Count the lines in the records below that contain the word "included", and give only that number.

• _Data listing_:
────────────────────

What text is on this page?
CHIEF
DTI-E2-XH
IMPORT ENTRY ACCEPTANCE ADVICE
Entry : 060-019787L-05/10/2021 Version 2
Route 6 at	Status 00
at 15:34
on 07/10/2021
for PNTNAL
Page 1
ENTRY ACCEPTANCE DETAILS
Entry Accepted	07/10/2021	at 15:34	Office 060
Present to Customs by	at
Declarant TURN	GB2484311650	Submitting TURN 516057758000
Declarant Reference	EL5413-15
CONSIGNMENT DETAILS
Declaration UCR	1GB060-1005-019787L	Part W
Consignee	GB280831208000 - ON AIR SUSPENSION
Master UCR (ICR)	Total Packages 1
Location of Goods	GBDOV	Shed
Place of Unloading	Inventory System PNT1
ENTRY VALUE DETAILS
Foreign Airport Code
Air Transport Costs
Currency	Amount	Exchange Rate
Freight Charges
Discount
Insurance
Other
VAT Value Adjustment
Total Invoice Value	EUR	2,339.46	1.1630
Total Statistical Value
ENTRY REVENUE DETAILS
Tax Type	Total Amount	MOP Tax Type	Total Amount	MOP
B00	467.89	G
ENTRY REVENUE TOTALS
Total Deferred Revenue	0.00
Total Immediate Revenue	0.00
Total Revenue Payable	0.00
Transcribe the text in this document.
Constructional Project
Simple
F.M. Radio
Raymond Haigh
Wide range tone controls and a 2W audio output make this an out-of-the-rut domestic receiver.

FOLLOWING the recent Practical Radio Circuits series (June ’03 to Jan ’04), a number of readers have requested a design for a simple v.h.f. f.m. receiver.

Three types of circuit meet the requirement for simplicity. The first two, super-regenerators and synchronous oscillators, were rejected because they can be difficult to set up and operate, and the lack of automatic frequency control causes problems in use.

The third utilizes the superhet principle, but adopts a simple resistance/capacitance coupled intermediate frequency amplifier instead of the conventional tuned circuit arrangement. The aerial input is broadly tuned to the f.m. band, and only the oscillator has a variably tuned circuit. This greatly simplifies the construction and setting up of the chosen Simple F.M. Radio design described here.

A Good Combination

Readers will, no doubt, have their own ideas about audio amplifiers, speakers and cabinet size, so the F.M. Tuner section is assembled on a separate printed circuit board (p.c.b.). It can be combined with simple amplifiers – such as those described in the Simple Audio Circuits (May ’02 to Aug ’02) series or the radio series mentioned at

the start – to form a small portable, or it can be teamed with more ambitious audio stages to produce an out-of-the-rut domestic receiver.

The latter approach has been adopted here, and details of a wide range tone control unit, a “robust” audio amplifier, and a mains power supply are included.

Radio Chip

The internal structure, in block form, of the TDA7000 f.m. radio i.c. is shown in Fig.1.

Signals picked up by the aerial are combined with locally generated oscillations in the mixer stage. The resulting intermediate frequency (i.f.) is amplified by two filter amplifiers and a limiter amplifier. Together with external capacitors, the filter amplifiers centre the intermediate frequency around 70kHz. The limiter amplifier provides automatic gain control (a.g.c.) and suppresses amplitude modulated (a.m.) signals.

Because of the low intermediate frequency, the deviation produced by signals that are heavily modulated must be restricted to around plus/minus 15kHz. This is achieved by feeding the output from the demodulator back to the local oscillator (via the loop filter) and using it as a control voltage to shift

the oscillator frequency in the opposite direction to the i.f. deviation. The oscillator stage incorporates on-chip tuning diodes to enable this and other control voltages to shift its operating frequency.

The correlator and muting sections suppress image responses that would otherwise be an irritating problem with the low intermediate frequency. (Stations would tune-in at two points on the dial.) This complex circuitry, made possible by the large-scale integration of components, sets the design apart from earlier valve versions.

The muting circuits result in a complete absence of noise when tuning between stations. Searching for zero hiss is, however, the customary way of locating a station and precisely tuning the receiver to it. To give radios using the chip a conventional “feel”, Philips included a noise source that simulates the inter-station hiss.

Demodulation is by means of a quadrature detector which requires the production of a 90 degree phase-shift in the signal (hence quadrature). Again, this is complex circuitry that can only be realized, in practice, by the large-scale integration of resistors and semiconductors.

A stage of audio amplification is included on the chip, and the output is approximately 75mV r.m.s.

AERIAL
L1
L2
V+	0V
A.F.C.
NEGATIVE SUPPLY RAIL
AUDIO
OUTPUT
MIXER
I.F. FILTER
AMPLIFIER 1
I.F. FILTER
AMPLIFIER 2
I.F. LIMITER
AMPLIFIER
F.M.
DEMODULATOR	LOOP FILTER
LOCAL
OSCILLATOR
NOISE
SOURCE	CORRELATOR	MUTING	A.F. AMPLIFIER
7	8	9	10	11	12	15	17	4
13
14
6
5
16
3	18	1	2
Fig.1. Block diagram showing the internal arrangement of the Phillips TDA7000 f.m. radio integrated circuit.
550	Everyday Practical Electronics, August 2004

────────────────────

• _Solution to this problem_: 3